Your goal ->
Copy out the entries below precisely; nothing is to be omitted.

Input rows ->
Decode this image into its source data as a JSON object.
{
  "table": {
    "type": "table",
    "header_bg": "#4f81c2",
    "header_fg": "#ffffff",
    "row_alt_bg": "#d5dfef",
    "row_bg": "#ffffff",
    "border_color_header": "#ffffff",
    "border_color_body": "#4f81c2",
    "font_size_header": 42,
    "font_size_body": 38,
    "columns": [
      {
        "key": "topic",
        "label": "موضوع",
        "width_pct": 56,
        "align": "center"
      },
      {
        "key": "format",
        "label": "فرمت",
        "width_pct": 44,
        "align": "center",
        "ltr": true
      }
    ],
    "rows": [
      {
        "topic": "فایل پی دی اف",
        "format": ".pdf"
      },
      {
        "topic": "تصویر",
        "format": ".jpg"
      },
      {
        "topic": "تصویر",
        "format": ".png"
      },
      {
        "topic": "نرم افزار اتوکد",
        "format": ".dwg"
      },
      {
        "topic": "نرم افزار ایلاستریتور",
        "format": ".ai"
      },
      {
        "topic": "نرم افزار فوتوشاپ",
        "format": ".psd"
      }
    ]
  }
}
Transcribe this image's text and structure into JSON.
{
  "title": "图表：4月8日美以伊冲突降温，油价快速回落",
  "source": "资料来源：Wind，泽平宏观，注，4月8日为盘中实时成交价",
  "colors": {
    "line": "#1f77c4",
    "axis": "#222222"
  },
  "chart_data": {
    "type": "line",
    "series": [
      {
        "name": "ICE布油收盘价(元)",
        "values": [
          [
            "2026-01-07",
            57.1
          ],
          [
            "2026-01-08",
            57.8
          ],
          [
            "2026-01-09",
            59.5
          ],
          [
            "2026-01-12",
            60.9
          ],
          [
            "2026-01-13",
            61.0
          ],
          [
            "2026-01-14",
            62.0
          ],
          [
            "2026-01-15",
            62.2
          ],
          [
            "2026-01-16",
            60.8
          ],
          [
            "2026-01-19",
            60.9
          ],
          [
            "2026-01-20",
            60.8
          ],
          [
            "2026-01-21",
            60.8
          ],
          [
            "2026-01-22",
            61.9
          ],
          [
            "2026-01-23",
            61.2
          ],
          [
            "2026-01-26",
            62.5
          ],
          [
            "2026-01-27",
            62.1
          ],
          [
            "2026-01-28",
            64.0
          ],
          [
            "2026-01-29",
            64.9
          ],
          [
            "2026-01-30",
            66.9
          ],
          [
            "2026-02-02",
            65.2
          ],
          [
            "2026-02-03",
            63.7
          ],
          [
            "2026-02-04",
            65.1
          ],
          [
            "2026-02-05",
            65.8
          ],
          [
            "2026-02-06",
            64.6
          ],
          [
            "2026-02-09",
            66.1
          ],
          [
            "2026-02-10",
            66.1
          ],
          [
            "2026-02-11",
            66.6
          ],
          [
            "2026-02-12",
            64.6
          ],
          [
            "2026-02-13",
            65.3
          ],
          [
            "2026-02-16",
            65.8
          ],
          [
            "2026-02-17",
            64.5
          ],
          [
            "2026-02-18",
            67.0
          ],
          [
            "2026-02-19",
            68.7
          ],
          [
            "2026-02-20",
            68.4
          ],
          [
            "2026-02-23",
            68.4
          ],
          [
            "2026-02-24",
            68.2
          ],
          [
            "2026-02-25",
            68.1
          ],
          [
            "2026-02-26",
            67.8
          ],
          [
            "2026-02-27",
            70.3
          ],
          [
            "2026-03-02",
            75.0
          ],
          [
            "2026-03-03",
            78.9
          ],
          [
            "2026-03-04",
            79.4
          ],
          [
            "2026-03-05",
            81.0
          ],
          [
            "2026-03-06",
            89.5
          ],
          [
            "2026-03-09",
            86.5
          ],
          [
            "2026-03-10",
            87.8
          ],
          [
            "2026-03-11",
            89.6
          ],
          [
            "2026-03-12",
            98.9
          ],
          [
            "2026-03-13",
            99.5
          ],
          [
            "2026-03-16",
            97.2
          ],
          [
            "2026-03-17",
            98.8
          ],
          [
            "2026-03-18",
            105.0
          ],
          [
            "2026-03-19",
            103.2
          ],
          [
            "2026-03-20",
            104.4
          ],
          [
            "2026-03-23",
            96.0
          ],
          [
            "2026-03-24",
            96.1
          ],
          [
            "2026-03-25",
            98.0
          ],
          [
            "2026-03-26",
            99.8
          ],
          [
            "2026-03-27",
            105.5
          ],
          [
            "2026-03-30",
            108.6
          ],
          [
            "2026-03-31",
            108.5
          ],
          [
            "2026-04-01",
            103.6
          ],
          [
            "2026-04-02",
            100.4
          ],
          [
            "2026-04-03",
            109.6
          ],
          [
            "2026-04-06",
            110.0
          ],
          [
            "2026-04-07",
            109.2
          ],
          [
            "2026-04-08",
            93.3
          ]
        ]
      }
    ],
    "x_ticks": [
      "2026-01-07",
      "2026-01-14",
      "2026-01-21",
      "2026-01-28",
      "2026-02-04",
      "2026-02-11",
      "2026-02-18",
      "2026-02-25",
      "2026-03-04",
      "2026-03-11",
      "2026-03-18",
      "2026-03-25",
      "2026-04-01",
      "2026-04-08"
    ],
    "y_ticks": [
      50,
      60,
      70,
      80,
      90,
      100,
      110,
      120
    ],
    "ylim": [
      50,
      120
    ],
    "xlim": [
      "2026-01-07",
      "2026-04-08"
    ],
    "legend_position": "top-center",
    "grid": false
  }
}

Solution below ->
Decode this image into its source data as a JSON object.
{
  "table": {
    "type": "table",
    "header_bg": "#4f81c2",
    "header_fg": "#ffffff",
    "row_alt_bg": "#d5dfef",
    "row_bg": "#ffffff",
    "border_color_header": "#ffffff",
    "border_color_body": "#4f81c2",
    "font_size_header": 42,
    "font_size_body": 38,
    "columns": [
      {
        "key": "topic",
        "label": "موضوع",
        "width_pct": 56,
        "align": "center"
      },
      {
        "key": "format",
        "label": "فرمت",
        "width_pct": 44,
        "align": "center",
        "ltr": true
      }
    ],
    "rows": [
      {
        "topic": "فایل پی دی اف",
        "format": ".pdf"
      },
      {
        "topic": "تصویر",
        "format": ".jpg"
      },
      {
        "topic": "تصویر",
        "format": ".png"
      },
      {
        "topic": "نرم افزار اتوکد",
        "format": ".dwg"
      },
      {
        "topic": "نرم افزار ایلاستریتور",
        "format": ".ai"
      },
      {
        "topic": "نرم افزار فوتوشاپ",
        "format": ".psd"
      }
    ]
  }
}
Transcribe this image's text and structure into JSON.
{
  "title": "图表：4月8日美以伊冲突降温，油价快速回落",
  "source": "资料来源：Wind，泽平宏观，注，4月8日为盘中实时成交价",
  "colors": {
    "line": "#1f77c4",
    "axis": "#222222"
  },
  "chart_data": {
    "type": "line",
    "series": [
      {
        "name": "ICE布油收盘价(元)",
        "values": [
          [
            "2026-01-07",
            57.1
          ],
          [
            "2026-01-08",
            57.8
          ],
          [
            "2026-01-09",
            59.5
          ],
          [
            "2026-01-12",
            60.9
          ],
          [
            "2026-01-13",
            61.0
          ],
          [
            "2026-01-14",
            62.0
          ],
          [
            "2026-01-15",
            62.2
          ],
          [
            "2026-01-16",
            60.8
          ],
          [
            "2026-01-19",
            60.9
          ],
          [
            "2026-01-20",
            60.8
          ],
          [
            "2026-01-21",
            60.8
          ],
          [
            "2026-01-22",
            61.9
          ],
          [
            "2026-01-23",
            61.2
          ],
          [
            "2026-01-26",
            62.5
          ],
          [
            "2026-01-27",
            62.1
          ],
          [
            "2026-01-28",
            64.0
          ],
          [
            "2026-01-29",
            64.9
          ],
          [
            "2026-01-30",
            66.9
          ],
          [
            "2026-02-02",
            65.2
          ],
          [
            "2026-02-03",
            63.7
          ],
          [
            "2026-02-04",
            65.1
          ],
          [
            "2026-02-05",
            65.8
          ],
          [
            "2026-02-06",
            64.6
          ],
          [
            "2026-02-09",
            66.1
          ],
          [
            "2026-02-10",
            66.1
          ],
          [
            "2026-02-11",
            66.6
          ],
          [
            "2026-02-12",
            64.6
          ],
          [
            "2026-02-13",
            65.3
          ],
          [
            "2026-02-16",
            65.8
          ],
          [
            "2026-02-17",
            64.5
          ],
          [
            "2026-02-18",
            67.0
          ],
          [
            "2026-02-19",
            68.7
          ],
          [
            "2026-02-20",
            68.4
          ],
          [
            "2026-02-23",
            68.4
          ],
          [
            "2026-02-24",
            68.2
          ],
          [
            "2026-02-25",
            68.1
          ],
          [
            "2026-02-26",
            67.8
          ],
          [
            "2026-02-27",
            70.3
          ],
          [
            "2026-03-02",
            75.0
          ],
          [
            "2026-03-03",
            78.9
          ],
          [
            "2026-03-04",
            79.4
          ],
          [
            "2026-03-05",
            81.0
          ],
          [
            "2026-03-06",
            89.5
          ],
          [
            "2026-03-09",
            86.5
          ],
          [
            "2026-03-10",
            87.8
          ],
          [
            "2026-03-11",
            89.6
          ],
          [
            "2026-03-12",
            98.9
          ],
          [
            "2026-03-13",
            99.5
          ],
          [
            "2026-03-16",
            97.2
          ],
          [
            "2026-03-17",
            98.8
          ],
          [
            "2026-03-18",
            105.0
          ],
          [
            "2026-03-19",
            103.2
          ],
          [
            "2026-03-20",
            104.4
          ],
          [
            "2026-03-23",
            96.0
          ],
          [
            "2026-03-24",
            96.1
          ],
          [
            "2026-03-25",
            98.0
          ],
          [
            "2026-03-26",
            99.8
          ],
          [
            "2026-03-27",
            105.5
          ],
          [
            "2026-03-30",
            108.6
          ],
          [
            "2026-03-31",
            108.5
          ],
          [
            "2026-04-01",
            103.6
          ],
          [
            "2026-04-02",
            100.4
          ],
          [
            "2026-04-03",
            109.6
          ],
          [
            "2026-04-06",
            110.0
          ],
          [
            "2026-04-07",
            109.2
          ],
          [
            "2026-04-08",
            93.3
          ]
        ]
      }
    ],
    "x_ticks": [
      "2026-01-07",
      "2026-01-14",
      "2026-01-21",
      "2026-01-28",
      "2026-02-04",
      "2026-02-11",
      "2026-02-18",
      "2026-02-25",
      "2026-03-04",
      "2026-03-11",
      "2026-03-18",
      "2026-03-25",
      "2026-04-01",
      "2026-04-08"
    ],
    "y_ticks": [
      50,
      60,
      70,
      80,
      90,
      100,
      110,
      120
    ],
    "ylim": [
      50,
      120
    ],
    "xlim": [
      "2026-01-07",
      "2026-04-08"
    ],
    "legend_position": "top-center",
    "grid": false
  }
}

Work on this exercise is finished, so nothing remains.